Goal
Go through the records and show each line where the word "JSON" occurs.

Supplied data
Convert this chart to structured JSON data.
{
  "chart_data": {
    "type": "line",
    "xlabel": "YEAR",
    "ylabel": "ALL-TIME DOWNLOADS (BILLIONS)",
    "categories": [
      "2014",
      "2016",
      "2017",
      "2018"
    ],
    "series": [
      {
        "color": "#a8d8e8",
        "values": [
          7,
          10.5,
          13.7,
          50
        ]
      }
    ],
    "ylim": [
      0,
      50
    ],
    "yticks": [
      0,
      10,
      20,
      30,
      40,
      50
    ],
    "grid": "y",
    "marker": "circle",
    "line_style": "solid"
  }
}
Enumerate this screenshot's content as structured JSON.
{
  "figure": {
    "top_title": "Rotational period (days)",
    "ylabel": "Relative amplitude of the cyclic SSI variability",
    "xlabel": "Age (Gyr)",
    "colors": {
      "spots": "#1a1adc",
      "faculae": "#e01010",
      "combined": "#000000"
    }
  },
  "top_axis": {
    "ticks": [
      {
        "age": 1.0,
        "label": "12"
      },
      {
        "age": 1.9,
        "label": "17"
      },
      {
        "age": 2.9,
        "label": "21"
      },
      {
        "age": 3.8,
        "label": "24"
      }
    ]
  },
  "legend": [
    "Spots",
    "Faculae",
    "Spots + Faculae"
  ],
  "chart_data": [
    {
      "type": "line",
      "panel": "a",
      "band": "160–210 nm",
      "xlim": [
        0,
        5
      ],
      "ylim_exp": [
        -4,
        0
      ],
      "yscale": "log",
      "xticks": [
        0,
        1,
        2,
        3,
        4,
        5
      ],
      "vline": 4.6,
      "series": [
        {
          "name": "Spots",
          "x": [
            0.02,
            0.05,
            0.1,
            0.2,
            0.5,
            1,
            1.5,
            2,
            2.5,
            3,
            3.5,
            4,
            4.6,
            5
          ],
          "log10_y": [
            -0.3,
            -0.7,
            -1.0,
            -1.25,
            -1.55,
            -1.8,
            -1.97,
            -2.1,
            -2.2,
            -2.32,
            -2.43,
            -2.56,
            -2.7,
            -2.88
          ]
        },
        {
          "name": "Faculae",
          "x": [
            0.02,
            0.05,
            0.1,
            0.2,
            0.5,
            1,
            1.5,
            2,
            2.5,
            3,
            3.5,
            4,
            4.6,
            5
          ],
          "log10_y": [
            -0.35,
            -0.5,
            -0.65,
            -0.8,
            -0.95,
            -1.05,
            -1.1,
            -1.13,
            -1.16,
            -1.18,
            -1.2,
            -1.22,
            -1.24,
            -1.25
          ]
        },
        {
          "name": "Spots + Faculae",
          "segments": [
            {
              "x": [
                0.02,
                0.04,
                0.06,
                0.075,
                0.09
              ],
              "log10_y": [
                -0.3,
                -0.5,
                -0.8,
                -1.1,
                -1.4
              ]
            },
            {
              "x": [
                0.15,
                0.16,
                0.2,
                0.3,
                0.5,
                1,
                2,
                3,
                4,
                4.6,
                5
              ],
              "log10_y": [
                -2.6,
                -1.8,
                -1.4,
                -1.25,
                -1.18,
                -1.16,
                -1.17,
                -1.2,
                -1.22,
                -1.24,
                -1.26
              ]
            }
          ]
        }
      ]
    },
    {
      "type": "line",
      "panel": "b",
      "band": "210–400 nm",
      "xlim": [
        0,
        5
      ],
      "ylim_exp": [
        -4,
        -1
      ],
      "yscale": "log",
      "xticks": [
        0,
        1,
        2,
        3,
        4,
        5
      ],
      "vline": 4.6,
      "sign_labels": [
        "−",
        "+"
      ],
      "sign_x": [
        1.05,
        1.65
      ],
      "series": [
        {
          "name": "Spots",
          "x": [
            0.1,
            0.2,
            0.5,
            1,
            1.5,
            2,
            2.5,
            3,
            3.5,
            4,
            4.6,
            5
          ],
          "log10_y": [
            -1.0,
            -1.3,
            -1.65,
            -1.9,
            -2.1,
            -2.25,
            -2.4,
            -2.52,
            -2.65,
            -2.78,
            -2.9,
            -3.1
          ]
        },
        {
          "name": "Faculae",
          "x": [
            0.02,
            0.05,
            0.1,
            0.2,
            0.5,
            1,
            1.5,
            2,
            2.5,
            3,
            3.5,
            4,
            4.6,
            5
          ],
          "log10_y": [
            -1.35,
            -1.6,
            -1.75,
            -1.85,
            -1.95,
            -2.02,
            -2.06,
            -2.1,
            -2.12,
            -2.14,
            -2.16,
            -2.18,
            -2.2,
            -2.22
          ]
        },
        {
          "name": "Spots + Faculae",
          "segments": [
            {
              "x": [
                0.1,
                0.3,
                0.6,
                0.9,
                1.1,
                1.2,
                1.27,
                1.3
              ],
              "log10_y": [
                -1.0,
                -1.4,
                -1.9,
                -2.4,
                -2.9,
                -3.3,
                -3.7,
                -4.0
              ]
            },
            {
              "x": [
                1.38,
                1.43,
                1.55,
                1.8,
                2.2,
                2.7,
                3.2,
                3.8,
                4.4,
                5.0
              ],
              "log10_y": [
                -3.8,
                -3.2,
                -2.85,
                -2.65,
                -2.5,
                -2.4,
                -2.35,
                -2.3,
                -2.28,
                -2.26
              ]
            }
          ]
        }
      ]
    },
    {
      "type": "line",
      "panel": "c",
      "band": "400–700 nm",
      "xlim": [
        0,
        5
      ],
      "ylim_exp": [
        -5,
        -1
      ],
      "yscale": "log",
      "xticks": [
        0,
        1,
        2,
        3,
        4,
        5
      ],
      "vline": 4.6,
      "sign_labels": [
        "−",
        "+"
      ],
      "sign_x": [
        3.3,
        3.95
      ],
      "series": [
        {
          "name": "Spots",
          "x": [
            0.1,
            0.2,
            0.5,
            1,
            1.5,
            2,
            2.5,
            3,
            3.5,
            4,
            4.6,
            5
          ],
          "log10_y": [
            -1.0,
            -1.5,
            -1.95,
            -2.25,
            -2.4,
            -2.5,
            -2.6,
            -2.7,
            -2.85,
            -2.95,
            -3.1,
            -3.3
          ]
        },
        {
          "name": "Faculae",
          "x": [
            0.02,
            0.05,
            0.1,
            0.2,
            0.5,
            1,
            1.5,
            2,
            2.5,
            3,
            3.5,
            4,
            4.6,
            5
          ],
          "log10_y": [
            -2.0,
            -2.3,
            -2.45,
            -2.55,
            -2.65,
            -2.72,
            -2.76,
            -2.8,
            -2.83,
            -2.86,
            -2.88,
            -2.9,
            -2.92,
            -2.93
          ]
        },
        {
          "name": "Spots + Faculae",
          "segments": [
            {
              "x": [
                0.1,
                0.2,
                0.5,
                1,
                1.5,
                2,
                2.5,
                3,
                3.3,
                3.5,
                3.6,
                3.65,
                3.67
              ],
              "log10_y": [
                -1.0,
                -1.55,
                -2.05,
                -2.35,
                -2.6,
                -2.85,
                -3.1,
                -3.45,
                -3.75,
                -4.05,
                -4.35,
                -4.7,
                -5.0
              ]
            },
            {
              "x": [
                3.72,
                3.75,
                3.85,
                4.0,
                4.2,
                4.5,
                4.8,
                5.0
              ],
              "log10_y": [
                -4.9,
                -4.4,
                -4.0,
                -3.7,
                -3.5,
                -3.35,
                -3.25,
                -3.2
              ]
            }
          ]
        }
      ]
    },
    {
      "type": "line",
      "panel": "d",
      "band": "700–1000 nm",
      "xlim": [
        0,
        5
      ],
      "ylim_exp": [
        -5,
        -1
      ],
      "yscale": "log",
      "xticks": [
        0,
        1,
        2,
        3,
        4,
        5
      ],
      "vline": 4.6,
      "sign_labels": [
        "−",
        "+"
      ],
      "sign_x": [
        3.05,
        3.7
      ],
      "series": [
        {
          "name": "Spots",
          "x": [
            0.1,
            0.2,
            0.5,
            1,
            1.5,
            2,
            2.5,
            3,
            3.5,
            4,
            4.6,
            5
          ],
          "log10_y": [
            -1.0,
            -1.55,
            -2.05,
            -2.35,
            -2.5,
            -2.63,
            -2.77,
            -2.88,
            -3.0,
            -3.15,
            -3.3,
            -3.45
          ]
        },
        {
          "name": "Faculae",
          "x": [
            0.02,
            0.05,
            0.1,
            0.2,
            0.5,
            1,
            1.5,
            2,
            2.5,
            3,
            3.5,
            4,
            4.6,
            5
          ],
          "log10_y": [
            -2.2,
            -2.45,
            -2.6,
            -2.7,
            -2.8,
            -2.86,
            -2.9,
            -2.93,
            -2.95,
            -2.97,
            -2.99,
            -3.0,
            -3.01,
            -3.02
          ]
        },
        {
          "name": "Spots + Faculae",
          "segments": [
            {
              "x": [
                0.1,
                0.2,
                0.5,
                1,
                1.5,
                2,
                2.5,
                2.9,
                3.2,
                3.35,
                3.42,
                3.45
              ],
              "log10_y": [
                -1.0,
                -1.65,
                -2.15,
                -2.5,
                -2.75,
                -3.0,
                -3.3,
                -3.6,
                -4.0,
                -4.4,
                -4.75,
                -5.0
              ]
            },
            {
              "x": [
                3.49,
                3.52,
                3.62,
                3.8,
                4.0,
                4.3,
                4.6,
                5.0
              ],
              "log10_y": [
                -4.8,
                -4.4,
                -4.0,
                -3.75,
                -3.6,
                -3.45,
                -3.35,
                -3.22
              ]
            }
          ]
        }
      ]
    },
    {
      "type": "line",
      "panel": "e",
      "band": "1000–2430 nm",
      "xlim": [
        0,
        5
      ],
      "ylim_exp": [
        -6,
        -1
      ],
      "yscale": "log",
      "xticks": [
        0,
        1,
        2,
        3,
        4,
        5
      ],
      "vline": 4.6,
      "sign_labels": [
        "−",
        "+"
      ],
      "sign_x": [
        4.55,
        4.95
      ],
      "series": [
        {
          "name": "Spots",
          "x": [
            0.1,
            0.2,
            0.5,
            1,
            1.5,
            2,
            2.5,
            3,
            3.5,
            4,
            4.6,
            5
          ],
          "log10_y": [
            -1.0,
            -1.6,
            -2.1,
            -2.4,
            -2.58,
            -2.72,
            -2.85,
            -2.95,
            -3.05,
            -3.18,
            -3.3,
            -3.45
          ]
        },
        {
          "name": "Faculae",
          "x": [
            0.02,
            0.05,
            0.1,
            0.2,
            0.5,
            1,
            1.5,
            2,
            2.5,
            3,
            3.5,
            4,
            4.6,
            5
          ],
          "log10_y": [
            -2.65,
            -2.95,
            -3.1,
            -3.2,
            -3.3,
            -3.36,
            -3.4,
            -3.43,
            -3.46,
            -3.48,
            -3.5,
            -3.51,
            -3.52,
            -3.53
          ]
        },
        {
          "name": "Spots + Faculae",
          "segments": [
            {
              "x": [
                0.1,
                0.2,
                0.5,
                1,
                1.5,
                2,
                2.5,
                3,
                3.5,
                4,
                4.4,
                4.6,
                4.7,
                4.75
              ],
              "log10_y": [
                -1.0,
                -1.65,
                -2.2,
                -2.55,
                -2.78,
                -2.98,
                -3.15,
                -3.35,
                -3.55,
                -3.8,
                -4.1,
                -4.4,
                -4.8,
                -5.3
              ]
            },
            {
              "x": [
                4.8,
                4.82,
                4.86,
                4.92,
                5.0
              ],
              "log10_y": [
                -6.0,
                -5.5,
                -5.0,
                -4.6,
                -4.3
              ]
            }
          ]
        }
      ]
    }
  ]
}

Answer
Convert this chart to structured JSON data.
Enumerate this screenshot's content as structured JSON.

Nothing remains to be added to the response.